* [YOUR OBJECTIVE]: Copy out each line containing "screenshot" from the entries below.

Dataset records

□ □ □ □

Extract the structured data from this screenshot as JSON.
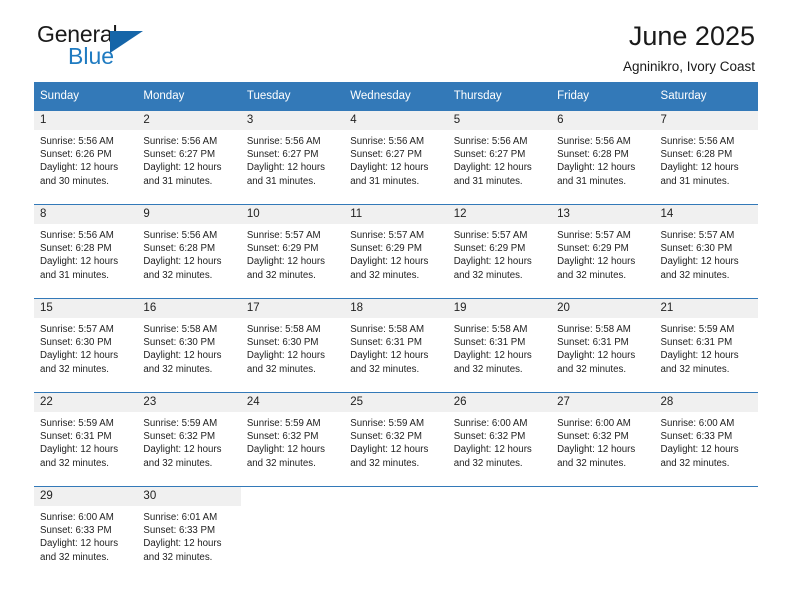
{
  "logo": {
    "word_top": "General",
    "word_bottom": "Blue",
    "triangle_icon": "triangle-icon",
    "brand_color": "#1f7bc1"
  },
  "header": {
    "title": "June 2025",
    "subtitle": "Agninikro, Ivory Coast"
  },
  "calendar": {
    "header_bg": "#3379b8",
    "daynum_bg": "#f0f0f0",
    "weekdays": [
      "Sunday",
      "Monday",
      "Tuesday",
      "Wednesday",
      "Thursday",
      "Friday",
      "Saturday"
    ],
    "weeks": [
      [
        {
          "day": "1",
          "sunrise": "Sunrise: 5:56 AM",
          "sunset": "Sunset: 6:26 PM",
          "daylight_line1": "Daylight: 12 hours",
          "daylight_line2": "and 30 minutes."
        },
        {
          "day": "2",
          "sunrise": "Sunrise: 5:56 AM",
          "sunset": "Sunset: 6:27 PM",
          "daylight_line1": "Daylight: 12 hours",
          "daylight_line2": "and 31 minutes."
        },
        {
          "day": "3",
          "sunrise": "Sunrise: 5:56 AM",
          "sunset": "Sunset: 6:27 PM",
          "daylight_line1": "Daylight: 12 hours",
          "daylight_line2": "and 31 minutes."
        },
        {
          "day": "4",
          "sunrise": "Sunrise: 5:56 AM",
          "sunset": "Sunset: 6:27 PM",
          "daylight_line1": "Daylight: 12 hours",
          "daylight_line2": "and 31 minutes."
        },
        {
          "day": "5",
          "sunrise": "Sunrise: 5:56 AM",
          "sunset": "Sunset: 6:27 PM",
          "daylight_line1": "Daylight: 12 hours",
          "daylight_line2": "and 31 minutes."
        },
        {
          "day": "6",
          "sunrise": "Sunrise: 5:56 AM",
          "sunset": "Sunset: 6:28 PM",
          "daylight_line1": "Daylight: 12 hours",
          "daylight_line2": "and 31 minutes."
        },
        {
          "day": "7",
          "sunrise": "Sunrise: 5:56 AM",
          "sunset": "Sunset: 6:28 PM",
          "daylight_line1": "Daylight: 12 hours",
          "daylight_line2": "and 31 minutes."
        }
      ],
      [
        {
          "day": "8",
          "sunrise": "Sunrise: 5:56 AM",
          "sunset": "Sunset: 6:28 PM",
          "daylight_line1": "Daylight: 12 hours",
          "daylight_line2": "and 31 minutes."
        },
        {
          "day": "9",
          "sunrise": "Sunrise: 5:56 AM",
          "sunset": "Sunset: 6:28 PM",
          "daylight_line1": "Daylight: 12 hours",
          "daylight_line2": "and 32 minutes."
        },
        {
          "day": "10",
          "sunrise": "Sunrise: 5:57 AM",
          "sunset": "Sunset: 6:29 PM",
          "daylight_line1": "Daylight: 12 hours",
          "daylight_line2": "and 32 minutes."
        },
        {
          "day": "11",
          "sunrise": "Sunrise: 5:57 AM",
          "sunset": "Sunset: 6:29 PM",
          "daylight_line1": "Daylight: 12 hours",
          "daylight_line2": "and 32 minutes."
        },
        {
          "day": "12",
          "sunrise": "Sunrise: 5:57 AM",
          "sunset": "Sunset: 6:29 PM",
          "daylight_line1": "Daylight: 12 hours",
          "daylight_line2": "and 32 minutes."
        },
        {
          "day": "13",
          "sunrise": "Sunrise: 5:57 AM",
          "sunset": "Sunset: 6:29 PM",
          "daylight_line1": "Daylight: 12 hours",
          "daylight_line2": "and 32 minutes."
        },
        {
          "day": "14",
          "sunrise": "Sunrise: 5:57 AM",
          "sunset": "Sunset: 6:30 PM",
          "daylight_line1": "Daylight: 12 hours",
          "daylight_line2": "and 32 minutes."
        }
      ],
      [
        {
          "day": "15",
          "sunrise": "Sunrise: 5:57 AM",
          "sunset": "Sunset: 6:30 PM",
          "daylight_line1": "Daylight: 12 hours",
          "daylight_line2": "and 32 minutes."
        },
        {
          "day": "16",
          "sunrise": "Sunrise: 5:58 AM",
          "sunset": "Sunset: 6:30 PM",
          "daylight_line1": "Daylight: 12 hours",
          "daylight_line2": "and 32 minutes."
        },
        {
          "day": "17",
          "sunrise": "Sunrise: 5:58 AM",
          "sunset": "Sunset: 6:30 PM",
          "daylight_line1": "Daylight: 12 hours",
          "daylight_line2": "and 32 minutes."
        },
        {
          "day": "18",
          "sunrise": "Sunrise: 5:58 AM",
          "sunset": "Sunset: 6:31 PM",
          "daylight_line1": "Daylight: 12 hours",
          "daylight_line2": "and 32 minutes."
        },
        {
          "day": "19",
          "sunrise": "Sunrise: 5:58 AM",
          "sunset": "Sunset: 6:31 PM",
          "daylight_line1": "Daylight: 12 hours",
          "daylight_line2": "and 32 minutes."
        },
        {
          "day": "20",
          "sunrise": "Sunrise: 5:58 AM",
          "sunset": "Sunset: 6:31 PM",
          "daylight_line1": "Daylight: 12 hours",
          "daylight_line2": "and 32 minutes."
        },
        {
          "day": "21",
          "sunrise": "Sunrise: 5:59 AM",
          "sunset": "Sunset: 6:31 PM",
          "daylight_line1": "Daylight: 12 hours",
          "daylight_line2": "and 32 minutes."
        }
      ],
      [
        {
          "day": "22",
          "sunrise": "Sunrise: 5:59 AM",
          "sunset": "Sunset: 6:31 PM",
          "daylight_line1": "Daylight: 12 hours",
          "daylight_line2": "and 32 minutes."
        },
        {
          "day": "23",
          "sunrise": "Sunrise: 5:59 AM",
          "sunset": "Sunset: 6:32 PM",
          "daylight_line1": "Daylight: 12 hours",
          "daylight_line2": "and 32 minutes."
        },
        {
          "day": "24",
          "sunrise": "Sunrise: 5:59 AM",
          "sunset": "Sunset: 6:32 PM",
          "daylight_line1": "Daylight: 12 hours",
          "daylight_line2": "and 32 minutes."
        },
        {
          "day": "25",
          "sunrise": "Sunrise: 5:59 AM",
          "sunset": "Sunset: 6:32 PM",
          "daylight_line1": "Daylight: 12 hours",
          "daylight_line2": "and 32 minutes."
        },
        {
          "day": "26",
          "sunrise": "Sunrise: 6:00 AM",
          "sunset": "Sunset: 6:32 PM",
          "daylight_line1": "Daylight: 12 hours",
          "daylight_line2": "and 32 minutes."
        },
        {
          "day": "27",
          "sunrise": "Sunrise: 6:00 AM",
          "sunset": "Sunset: 6:32 PM",
          "daylight_line1": "Daylight: 12 hours",
          "daylight_line2": "and 32 minutes."
        },
        {
          "day": "28",
          "sunrise": "Sunrise: 6:00 AM",
          "sunset": "Sunset: 6:33 PM",
          "daylight_line1": "Daylight: 12 hours",
          "daylight_line2": "and 32 minutes."
        }
      ],
      [
        {
          "day": "29",
          "sunrise": "Sunrise: 6:00 AM",
          "sunset": "Sunset: 6:33 PM",
          "daylight_line1": "Daylight: 12 hours",
          "daylight_line2": "and 32 minutes."
        },
        {
          "day": "30",
          "sunrise": "Sunrise: 6:01 AM",
          "sunset": "Sunset: 6:33 PM",
          "daylight_line1": "Daylight: 12 hours",
          "daylight_line2": "and 32 minutes."
        },
        {
          "day": "",
          "sunrise": "",
          "sunset": "",
          "daylight_line1": "",
          "daylight_line2": ""
        },
        {
          "day": "",
          "sunrise": "",
          "sunset": "",
          "daylight_line1": "",
          "daylight_line2": ""
        },
        {
          "day": "",
          "sunrise": "",
          "sunset": "",
          "daylight_line1": "",
          "daylight_line2": ""
        },
        {
          "day": "",
          "sunrise": "",
          "sunset": "",
          "daylight_line1": "",
          "daylight_line2": ""
        },
        {
          "day": "",
          "sunrise": "",
          "sunset": "",
          "daylight_line1": "",
          "daylight_line2": ""
        }
      ]
    ]
  }
}
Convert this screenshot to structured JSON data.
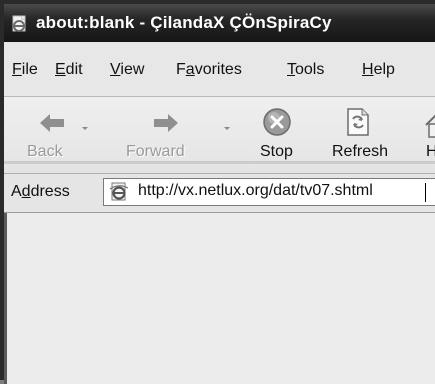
{
  "window": {
    "title": "about:blank - ÇilandaX ÇÖnSpiraCy",
    "title_icon": "ie-page-icon"
  },
  "menu": [
    {
      "prefix": "",
      "accel": "F",
      "rest": "ile"
    },
    {
      "prefix": "",
      "accel": "E",
      "rest": "dit"
    },
    {
      "prefix": "",
      "accel": "V",
      "rest": "iew"
    },
    {
      "prefix": "F",
      "accel": "a",
      "rest": "vorites"
    },
    {
      "prefix": "",
      "accel": "T",
      "rest": "ools"
    },
    {
      "prefix": "",
      "accel": "H",
      "rest": "elp"
    }
  ],
  "toolbar": {
    "back": {
      "label": "Back",
      "icon": "back-arrow-icon",
      "enabled": false
    },
    "forward": {
      "label": "Forward",
      "icon": "forward-arrow-icon",
      "enabled": false
    },
    "stop": {
      "label": "Stop",
      "icon": "stop-icon",
      "enabled": true
    },
    "refresh": {
      "label": "Refresh",
      "icon": "refresh-icon",
      "enabled": true
    },
    "home": {
      "label": "H",
      "icon": "home-icon",
      "enabled": true
    }
  },
  "address": {
    "label_prefix": "A",
    "label_accel": "d",
    "label_rest": "dress",
    "url": "http://vx.netlux.org/dat/tv07.shtml",
    "icon": "ie-page-icon"
  },
  "colors": {
    "titlebar": "#1e1e1e",
    "chrome": "#e7e7e7",
    "content_bg": "#ececec"
  }
}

□ □ □ □

* [RESPONSE FOR THIS EXERCISE]:
Extract the structured data from this screenshot as JSON.
Convert this screenshot to structured JSON data.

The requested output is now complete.